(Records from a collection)
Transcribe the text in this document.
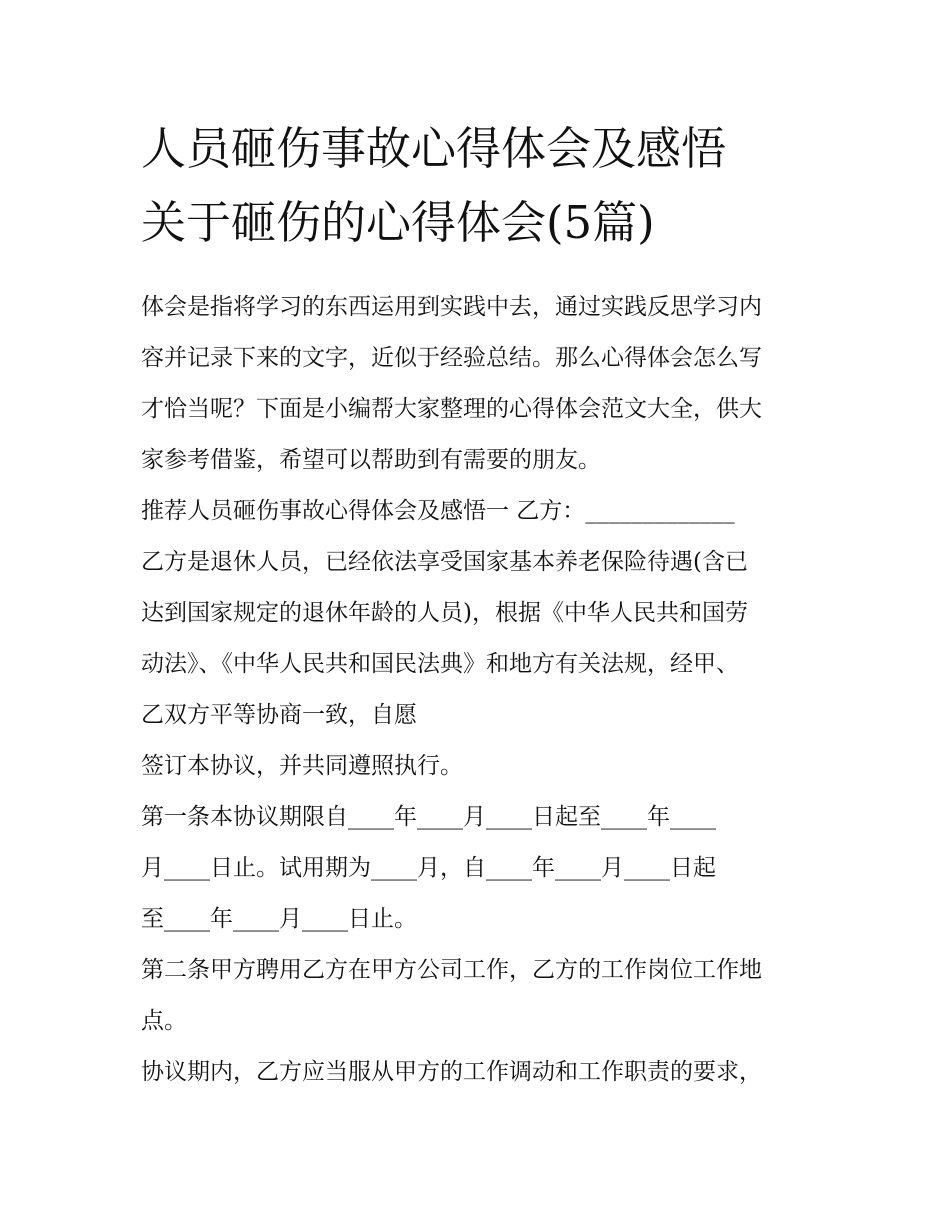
人员砸伤事故心得体会及感悟
关于砸伤的心得体会(5篇)

体会是指将学习的东西运用到实践中去，通过实践反思学习内
容并记录下来的文字，近似于经验总结。那么心得体会怎么写
才恰当呢？下面是小编帮大家整理的心得体会范文大全，供大
家参考借鉴，希望可以帮助到有需要的朋友。

推荐人员砸伤事故心得体会及感悟一 乙方：_____________

乙方是退休人员，已经依法享受国家基本养老保险待遇(含已
达到国家规定的退休年龄的人员)，根据《中华人民共和国劳
动法》、《中华人民共和国民法典》和地方有关法规，经甲、
乙双方平等协商一致，自愿

签订本协议，并共同遵照执行。

第一条本协议期限自____年____月____日起至____年____
月____日止。试用期为____月，自____年____月____日起
至____年____月____日止。

第二条甲方聘用乙方在甲方公司工作，乙方的工作岗位工作地
点。

协议期内，乙方应当服从甲方的工作调动和工作职责的要求，
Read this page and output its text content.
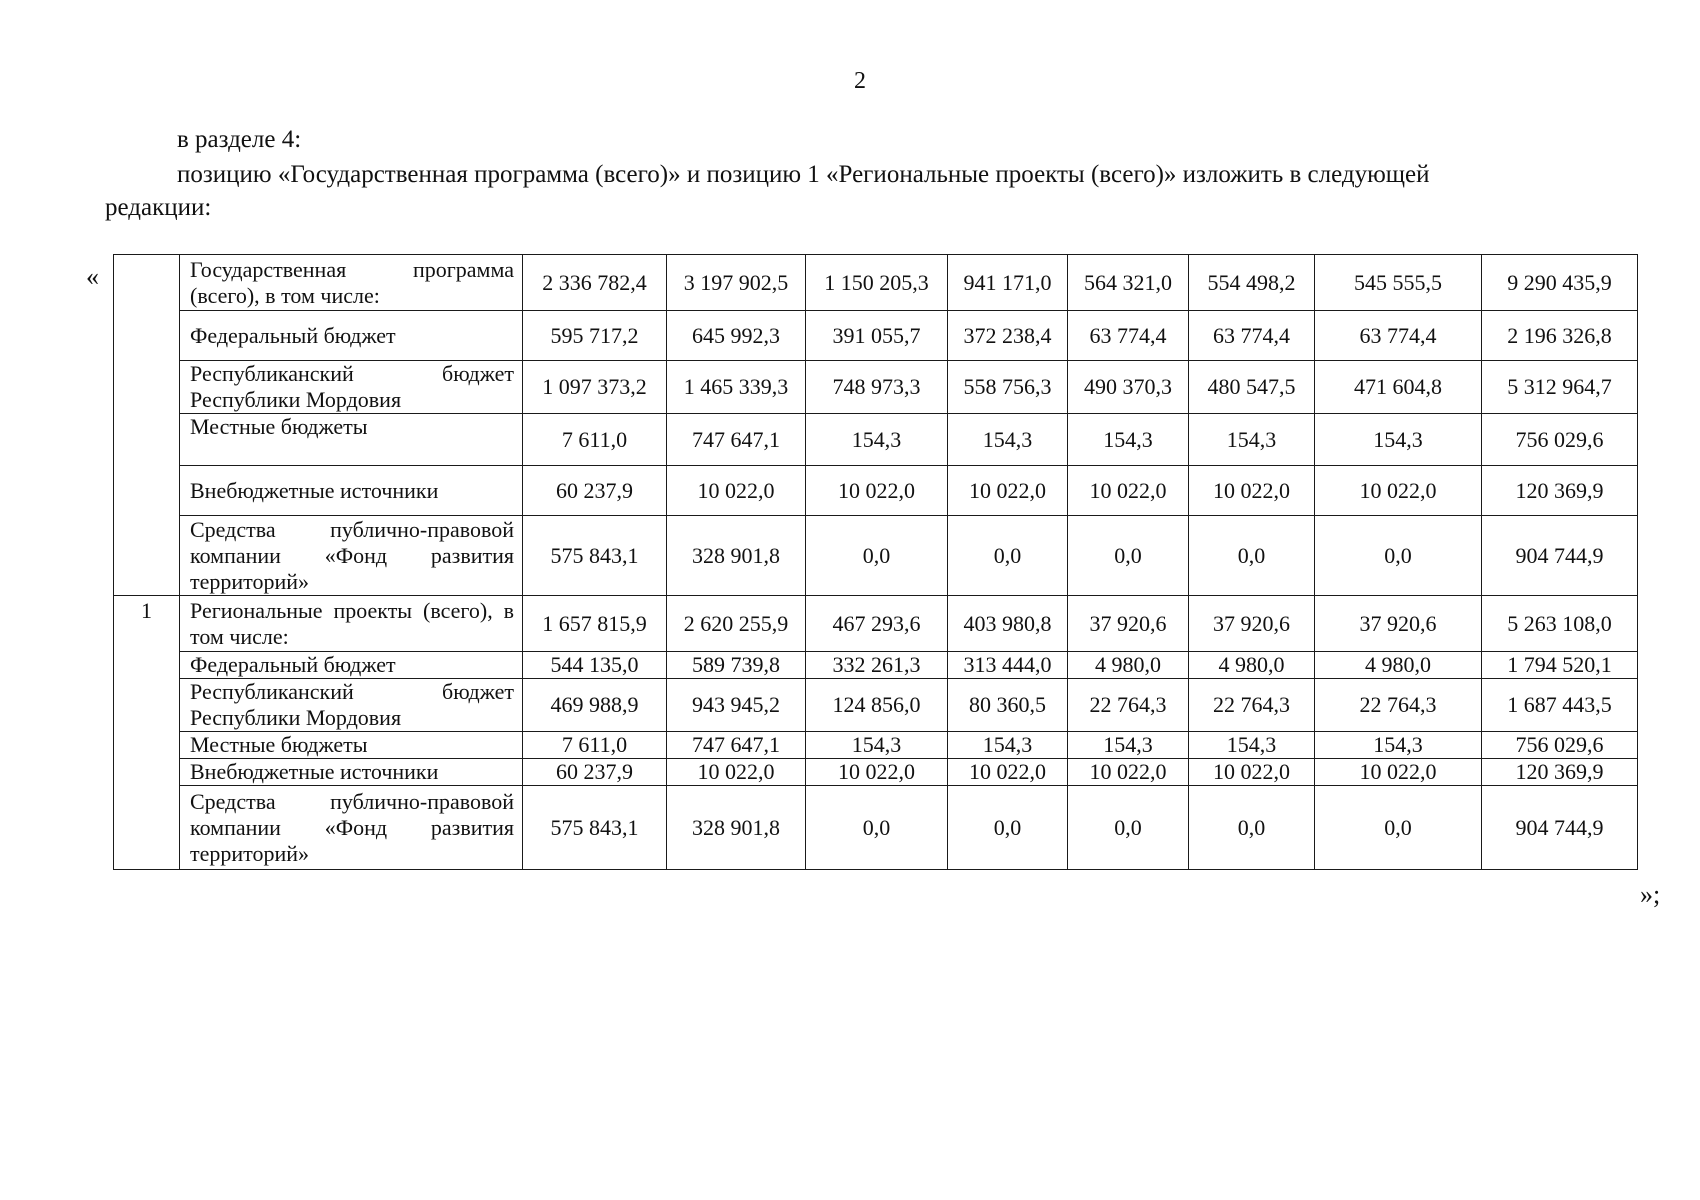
2
в разделе 4:
позицию «Государственная программа (всего)» и позицию 1 «Региональные проекты (всего)» изложить в следующей
редакции:
«
»;
	Государственная программа (всего), в том числе:	2 336 782,4	3 197 902,5	1 150 205,3	941 171,0	564 321,0	554 498,2	545 555,5	9 290 435,9
	Федеральный бюджет	595 717,2	645 992,3	391 055,7	372 238,4	63 774,4	63 774,4	63 774,4	2 196 326,8
	Республиканский бюджет Республики Мордовия	1 097 373,2	1 465 339,3	748 973,3	558 756,3	490 370,3	480 547,5	471 604,8	5 312 964,7
	Местные бюджеты	7 611,0	747 647,1	154,3	154,3	154,3	154,3	154,3	756 029,6
	Внебюджетные источники	60 237,9	10 022,0	10 022,0	10 022,0	10 022,0	10 022,0	10 022,0	120 369,9
	Средства публично-правовой компании «Фонд развития территорий»	575 843,1	328 901,8	0,0	0,0	0,0	0,0	0,0	904 744,9
1	Региональные проекты (всего), в том числе:	1 657 815,9	2 620 255,9	467 293,6	403 980,8	37 920,6	37 920,6	37 920,6	5 263 108,0
	Федеральный бюджет	544 135,0	589 739,8	332 261,3	313 444,0	4 980,0	4 980,0	4 980,0	1 794 520,1
	Республиканский бюджет Республики Мордовия	469 988,9	943 945,2	124 856,0	80 360,5	22 764,3	22 764,3	22 764,3	1 687 443,5
	Местные бюджеты	7 611,0	747 647,1	154,3	154,3	154,3	154,3	154,3	756 029,6
	Внебюджетные источники	60 237,9	10 022,0	10 022,0	10 022,0	10 022,0	10 022,0	10 022,0	120 369,9
	Средства публично-правовой компании «Фонд развития территорий»	575 843,1	328 901,8	0,0	0,0	0,0	0,0	0,0	904 744,9
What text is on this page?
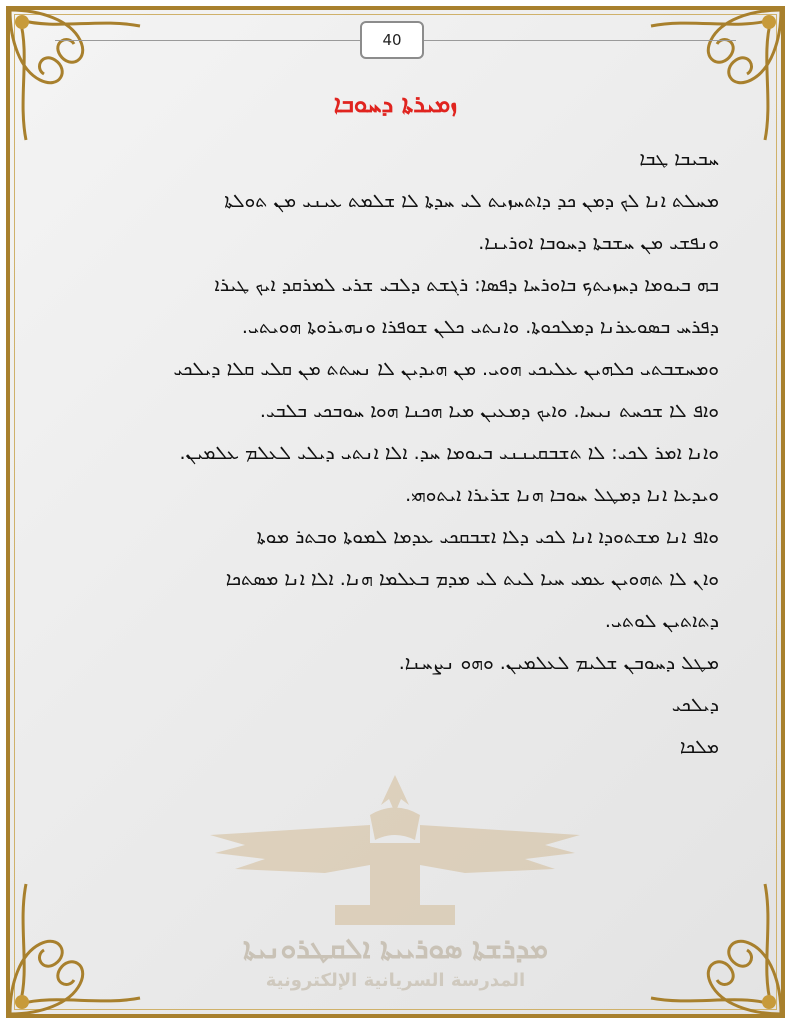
40
ܙܡܝܪܬܐ ܕܚܘܒܐ
ܚܒܝܒܐ ܛܒܐ
ܡܚܠܬ ܐܢܐ ܠܟ ܕܡܢ ܟܕ ܕܐܬܚܙܝܬ ܠܝ ܚܕܬܐ ܠܐ ܫܠܡܬ ܥܝܢܝ ܡܢ ܬܘܠܬܐ
ܘܢܦܫܝ ܡܢ ܚܫܒܬܐ ܕܚܘܒܐ ܐܘܪܝܢܐ.
ܒܗ ܒܝܘܡܐ ܕܚܙܝܬܟ ܒܐܘܪܚܐ ܕܦܣܐ: ܪܓܫܬ ܕܠܒܝ ܫܪܝ ܠܡܪܩܕ ܐܝܟ ܛܝܪܐ
ܕܦܪܚ ܒܣܘܥܪܢܐ ܕܡܠܟܘܬܐ. ܘܐܢܬܝ ܟܠܢ ܫܘܦܪܐ ܘܢܗܝܪܘܬܐ ܗܘܝܬܝ.
ܘܡܚܫܒܬܝ ܟܠܗܝܢ ܥܠܝܟܝ ܗܘܝ. ܡܢ ܗܝܕܝܢ ܠܐ ܢܚܬܬ ܡܢ ܩܠܝ ܩܠܐ ܕܝܠܟܝ
ܘܐܦ ܠܐ ܫܟܚܬ ܢܝܚܐ. ܘܐܝܟ ܕܡܥܝܢ ܡܝܐ ܗܟܢܐ ܗܘܐ ܚܘܒܟܝ ܒܠܒܝ.
ܘܐܢܐ ܐܡܪ ܠܟܝ: ܠܐ ܬܫܒܩܝܢܢܝ ܒܝܘܡܐ ܚܕ. ܐܠܐ ܐܢܬܝ ܕܝܠܝ ܠܥܠܡ ܥܠܡܝܢ.
ܘܝܕܥܐ ܐܢܐ ܕܡܛܠ ܚܘܒܐ ܗܢܐ ܫܪܝܪܐ ܐܝܬܘܗܝ.
ܘܐܦ ܐܢܐ ܡܫܬܘܕܐ ܐܢܐ ܠܟܝ ܕܠܐ ܐܫܒܩܟܝ ܥܕܡܐ ܠܡܘܬܐ ܘܒܬܪ ܡܘܬܐ
ܘܐܢ ܠܐ ܬܗܘܝܢ ܥܡܝ ܚܝܐ ܠܝܬ ܠܝ ܡܕܡ ܒܥܠܡܐ ܗܢܐ. ܐܠܐ ܐܢܐ ܡܣܬܟܐ
ܕܬܐܬܝܢ ܠܘܬܝ.
ܡܛܠ ܕܚܘܒܢ ܫܠܝܡ ܠܥܠܡܝܢ. ܘܗܘ ܢܨܚܢܐ.
ܕܝܠܟܝ
ܡܠܟܐ
ܡܕܪܫܬܐ ܣܘܪܝܝܬܐ ܐܠܩܛܪܘܢܝܬܐ
المدرسة السريانية الإلكترونية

Job.
Quote the records above in full, dropping each picture.

The response.
Transcribe the text in this document.
人员砸伤事故心得体会及感悟
关于砸伤的心得体会(5篇)

体会是指将学习的东西运用到实践中去，通过实践反思学习内
容并记录下来的文字，近似于经验总结。那么心得体会怎么写
才恰当呢？下面是小编帮大家整理的心得体会范文大全，供大
家参考借鉴，希望可以帮助到有需要的朋友。

推荐人员砸伤事故心得体会及感悟一 乙方：_____________

乙方是退休人员，已经依法享受国家基本养老保险待遇(含已
达到国家规定的退休年龄的人员)，根据《中华人民共和国劳
动法》、《中华人民共和国民法典》和地方有关法规，经甲、
乙双方平等协商一致，自愿

签订本协议，并共同遵照执行。

第一条本协议期限自____年____月____日起至____年____
月____日止。试用期为____月，自____年____月____日起
至____年____月____日止。

第二条甲方聘用乙方在甲方公司工作，乙方的工作岗位工作地
点。

协议期内，乙方应当服从甲方的工作调动和工作职责的要求，
Read this page and output its text content.
2
в разделе 4:
позицию «Государственная программа (всего)» и позицию 1 «Региональные проекты (всего)» изложить в следующей
редакции:
«
»;
	Государственная программа (всего), в том числе:	2 336 782,4	3 197 902,5	1 150 205,3	941 171,0	564 321,0	554 498,2	545 555,5	9 290 435,9
	Федеральный бюджет	595 717,2	645 992,3	391 055,7	372 238,4	63 774,4	63 774,4	63 774,4	2 196 326,8
	Республиканский бюджет Республики Мордовия	1 097 373,2	1 465 339,3	748 973,3	558 756,3	490 370,3	480 547,5	471 604,8	5 312 964,7
	Местные бюджеты	7 611,0	747 647,1	154,3	154,3	154,3	154,3	154,3	756 029,6
	Внебюджетные источники	60 237,9	10 022,0	10 022,0	10 022,0	10 022,0	10 022,0	10 022,0	120 369,9
	Средства публично-правовой компании «Фонд развития территорий»	575 843,1	328 901,8	0,0	0,0	0,0	0,0	0,0	904 744,9
1	Региональные проекты (всего), в том числе:	1 657 815,9	2 620 255,9	467 293,6	403 980,8	37 920,6	37 920,6	37 920,6	5 263 108,0
	Федеральный бюджет	544 135,0	589 739,8	332 261,3	313 444,0	4 980,0	4 980,0	4 980,0	1 794 520,1
	Республиканский бюджет Республики Мордовия	469 988,9	943 945,2	124 856,0	80 360,5	22 764,3	22 764,3	22 764,3	1 687 443,5
	Местные бюджеты	7 611,0	747 647,1	154,3	154,3	154,3	154,3	154,3	756 029,6
	Внебюджетные источники	60 237,9	10 022,0	10 022,0	10 022,0	10 022,0	10 022,0	10 022,0	120 369,9
	Средства публично-правовой компании «Фонд развития территорий»	575 843,1	328 901,8	0,0	0,0	0,0	0,0	0,0	904 744,9
What text is on this page?
40
ܙܡܝܪܬܐ ܕܚܘܒܐ
ܚܒܝܒܐ ܛܒܐ
ܡܚܠܬ ܐܢܐ ܠܟ ܕܡܢ ܟܕ ܕܐܬܚܙܝܬ ܠܝ ܚܕܬܐ ܠܐ ܫܠܡܬ ܥܝܢܝ ܡܢ ܬܘܠܬܐ
ܘܢܦܫܝ ܡܢ ܚܫܒܬܐ ܕܚܘܒܐ ܐܘܪܝܢܐ.
ܒܗ ܒܝܘܡܐ ܕܚܙܝܬܟ ܒܐܘܪܚܐ ܕܦܣܐ: ܪܓܫܬ ܕܠܒܝ ܫܪܝ ܠܡܪܩܕ ܐܝܟ ܛܝܪܐ
ܕܦܪܚ ܒܣܘܥܪܢܐ ܕܡܠܟܘܬܐ. ܘܐܢܬܝ ܟܠܢ ܫܘܦܪܐ ܘܢܗܝܪܘܬܐ ܗܘܝܬܝ.
ܘܡܚܫܒܬܝ ܟܠܗܝܢ ܥܠܝܟܝ ܗܘܝ. ܡܢ ܗܝܕܝܢ ܠܐ ܢܚܬܬ ܡܢ ܩܠܝ ܩܠܐ ܕܝܠܟܝ
ܘܐܦ ܠܐ ܫܟܚܬ ܢܝܚܐ. ܘܐܝܟ ܕܡܥܝܢ ܡܝܐ ܗܟܢܐ ܗܘܐ ܚܘܒܟܝ ܒܠܒܝ.
ܘܐܢܐ ܐܡܪ ܠܟܝ: ܠܐ ܬܫܒܩܝܢܢܝ ܒܝܘܡܐ ܚܕ. ܐܠܐ ܐܢܬܝ ܕܝܠܝ ܠܥܠܡ ܥܠܡܝܢ.
ܘܝܕܥܐ ܐܢܐ ܕܡܛܠ ܚܘܒܐ ܗܢܐ ܫܪܝܪܐ ܐܝܬܘܗܝ.
ܘܐܦ ܐܢܐ ܡܫܬܘܕܐ ܐܢܐ ܠܟܝ ܕܠܐ ܐܫܒܩܟܝ ܥܕܡܐ ܠܡܘܬܐ ܘܒܬܪ ܡܘܬܐ
ܘܐܢ ܠܐ ܬܗܘܝܢ ܥܡܝ ܚܝܐ ܠܝܬ ܠܝ ܡܕܡ ܒܥܠܡܐ ܗܢܐ. ܐܠܐ ܐܢܐ ܡܣܬܟܐ
ܕܬܐܬܝܢ ܠܘܬܝ.
ܡܛܠ ܕܚܘܒܢ ܫܠܝܡ ܠܥܠܡܝܢ. ܘܗܘ ܢܨܚܢܐ.
ܕܝܠܟܝ
ܡܠܟܐ
ܡܕܪܫܬܐ ܣܘܪܝܝܬܐ ܐܠܩܛܪܘܢܝܬܐ
المدرسة السريانية الإلكترونية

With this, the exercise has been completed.